## WHAT IS REQUIRED
Restate the full listing word for word and leave the pictures out.

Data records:

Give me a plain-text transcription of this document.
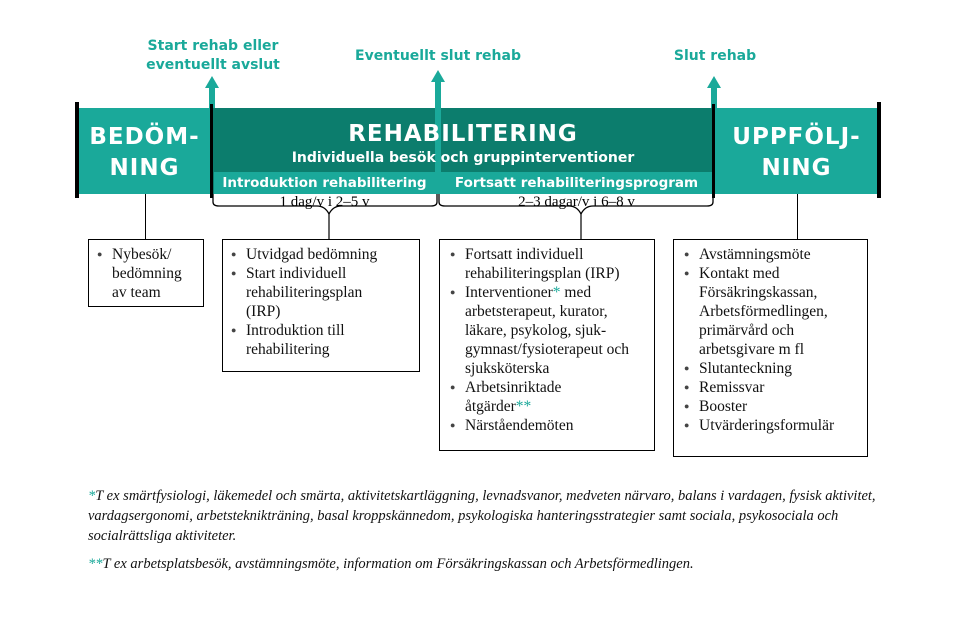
Start rehab eller
eventuellt avslut
Eventuellt slut rehab	Slut rehab
BEDÖM-
NING
REHABILITERING
Individuella besök och gruppinterventioner
Introduktion rehabilitering	Fortsatt rehabiliteringsprogram
UPPFÖLJ-
NING
1 dag/v i 2–5 v	2–3 dagar/v i 6–8 v
● Nybesök/ bedömning av team
● Utvidgad bedömning
● Start individuell rehabiliteringsplan (IRP)
● Introduktion till rehabilitering
● Fortsatt individuell rehabiliteringsplan (IRP)
● Interventioner* med arbetsterapeut, kurator, läkare, psykolog, sjuk-gymnast/fysioterapeut och sjuksköterska
● Arbetsinriktade åtgärder**
● Närståendemöten
● Avstämningsmöte
● Kontakt med Försäkringskassan, Arbetsförmedlingen, primärvård och arbetsgivare m fl
● Slutanteckning
● Remissvar
● Booster
● Utvärderingsformulär
*T ex smärtfysiologi, läkemedel och smärta, aktivitetskartläggning, levnadsvanor, medveten närvaro, balans i vardagen, fysisk aktivitet, vardagsergonomi, arbetsteknikträning, basal kroppskännedom, psykologiska hanteringsstrategier samt sociala, psykosociala och socialrättsliga aktiviteter.
**T ex arbetsplatsbesök, avstämningsmöte, information om Försäkringskassan och Arbetsförmedlingen.
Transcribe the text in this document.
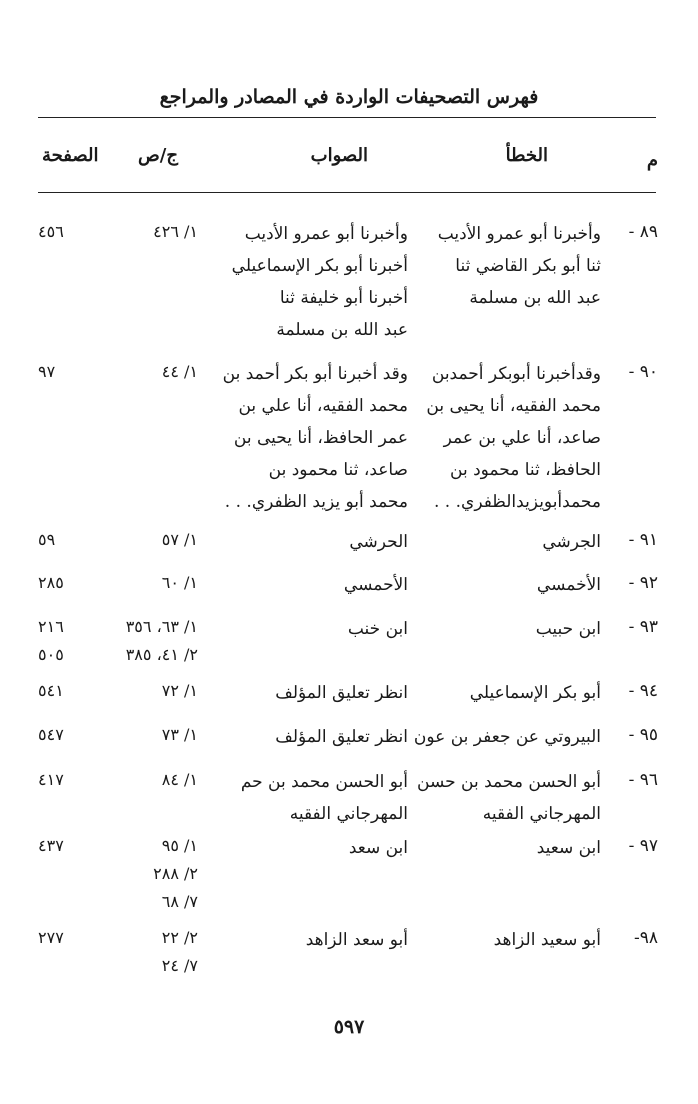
فهرس التصحيفات الواردة في المصادر والمراجع
م
الخطأ
الصواب
ج/ص
الصفحة
٨٩ -
وأخبرنا أبو عمرو الأديب
ثنا أبو بكر القاضي ثنا
عبد الله بن مسلمة
وأخبرنا أبو عمرو الأديب
أخبرنا أبو بكر الإسماعيلي
أخبرنا أبو خليفة ثنا
عبد الله بن مسلمة
١/ ٤٢٦
٤٥٦
٩٠ -
وقدأخبرنا أبوبكر أحمدبن
محمد الفقيه، أنا يحيى بن
صاعد، أنا علي بن عمر
الحافظ، ثنا محمود بن
محمدأبويزيدالظفري. . .
وقد أخبرنا أبو بكر أحمد بن
محمد الفقيه، أنا علي بن
عمر الحافظ، أنا يحيى بن
صاعد، ثنا محمود بن
محمد أبو يزيد الظفري. . .
١/ ٤٤
٩٧
٩١ -
الجرشي
الحرشي
١/ ٥٧
٥٩
٩٢ -
الأخمسي
الأحمسي
١/ ٦٠
٢٨٥
٩٣ -
ابن حبيب
ابن خنب
١/ ٦٣، ٣٥٦
٢/ ٤١، ٣٨٥
٢١٦
٥٠٥
٩٤ -
أبو بكر الإسماعيلي
انظر تعليق المؤلف
١/ ٧٢
٥٤١
٩٥ -
البيروتي عن جعفر بن عون
انظر تعليق المؤلف
١/ ٧٣
٥٤٧
٩٦ -
أبو الحسن محمد بن حسن
المهرجاني الفقيه
أبو الحسن محمد بن حم
المهرجاني الفقيه
١/ ٨٤
٤١٧
٩٧ -
ابن سعيد
ابن سعد
١/ ٩٥
٢/ ٢٨٨
٧/ ٦٨
٤٣٧
٩٨-
أبو سعيد الزاهد
أبو سعد الزاهد
٢/ ٢٢
٧/ ٢٤
٢٧٧
٥٩٧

## WORKED SOLUTION
Give me a plain-text transcription of this document.
Start rehab eller
eventuellt avslut
Eventuellt slut rehab	Slut rehab
BEDÖM-
NING
REHABILITERING
Individuella besök och gruppinterventioner
Introduktion rehabilitering	Fortsatt rehabiliteringsprogram
UPPFÖLJ-
NING
1 dag/v i 2–5 v	2–3 dagar/v i 6–8 v
● Nybesök/ bedömning av team
● Utvidgad bedömning
● Start individuell rehabiliteringsplan (IRP)
● Introduktion till rehabilitering
● Fortsatt individuell rehabiliteringsplan (IRP)
● Interventioner* med arbetsterapeut, kurator, läkare, psykolog, sjuk-gymnast/fysioterapeut och sjuksköterska
● Arbetsinriktade åtgärder**
● Närståendemöten
● Avstämningsmöte
● Kontakt med Försäkringskassan, Arbetsförmedlingen, primärvård och arbetsgivare m fl
● Slutanteckning
● Remissvar
● Booster
● Utvärderingsformulär
*T ex smärtfysiologi, läkemedel och smärta, aktivitetskartläggning, levnadsvanor, medveten närvaro, balans i vardagen, fysisk aktivitet, vardagsergonomi, arbetsteknikträning, basal kroppskännedom, psykologiska hanteringsstrategier samt sociala, psykosociala och socialrättsliga aktiviteter.
**T ex arbetsplatsbesök, avstämningsmöte, information om Försäkringskassan och Arbetsförmedlingen.
Transcribe the text in this document.
فهرس التصحيفات الواردة في المصادر والمراجع
م
الخطأ
الصواب
ج/ص
الصفحة
٨٩ -
وأخبرنا أبو عمرو الأديب
ثنا أبو بكر القاضي ثنا
عبد الله بن مسلمة
وأخبرنا أبو عمرو الأديب
أخبرنا أبو بكر الإسماعيلي
أخبرنا أبو خليفة ثنا
عبد الله بن مسلمة
١/ ٤٢٦
٤٥٦
٩٠ -
وقدأخبرنا أبوبكر أحمدبن
محمد الفقيه، أنا يحيى بن
صاعد، أنا علي بن عمر
الحافظ، ثنا محمود بن
محمدأبويزيدالظفري. . .
وقد أخبرنا أبو بكر أحمد بن
محمد الفقيه، أنا علي بن
عمر الحافظ، أنا يحيى بن
صاعد، ثنا محمود بن
محمد أبو يزيد الظفري. . .
١/ ٤٤
٩٧
٩١ -
الجرشي
الحرشي
١/ ٥٧
٥٩
٩٢ -
الأخمسي
الأحمسي
١/ ٦٠
٢٨٥
٩٣ -
ابن حبيب
ابن خنب
١/ ٦٣، ٣٥٦
٢/ ٤١، ٣٨٥
٢١٦
٥٠٥
٩٤ -
أبو بكر الإسماعيلي
انظر تعليق المؤلف
١/ ٧٢
٥٤١
٩٥ -
البيروتي عن جعفر بن عون
انظر تعليق المؤلف
١/ ٧٣
٥٤٧
٩٦ -
أبو الحسن محمد بن حسن
المهرجاني الفقيه
أبو الحسن محمد بن حم
المهرجاني الفقيه
١/ ٨٤
٤١٧
٩٧ -
ابن سعيد
ابن سعد
١/ ٩٥
٢/ ٢٨٨
٧/ ٦٨
٤٣٧
٩٨-
أبو سعيد الزاهد
أبو سعد الزاهد
٢/ ٢٢
٧/ ٢٤
٢٧٧
٥٩٧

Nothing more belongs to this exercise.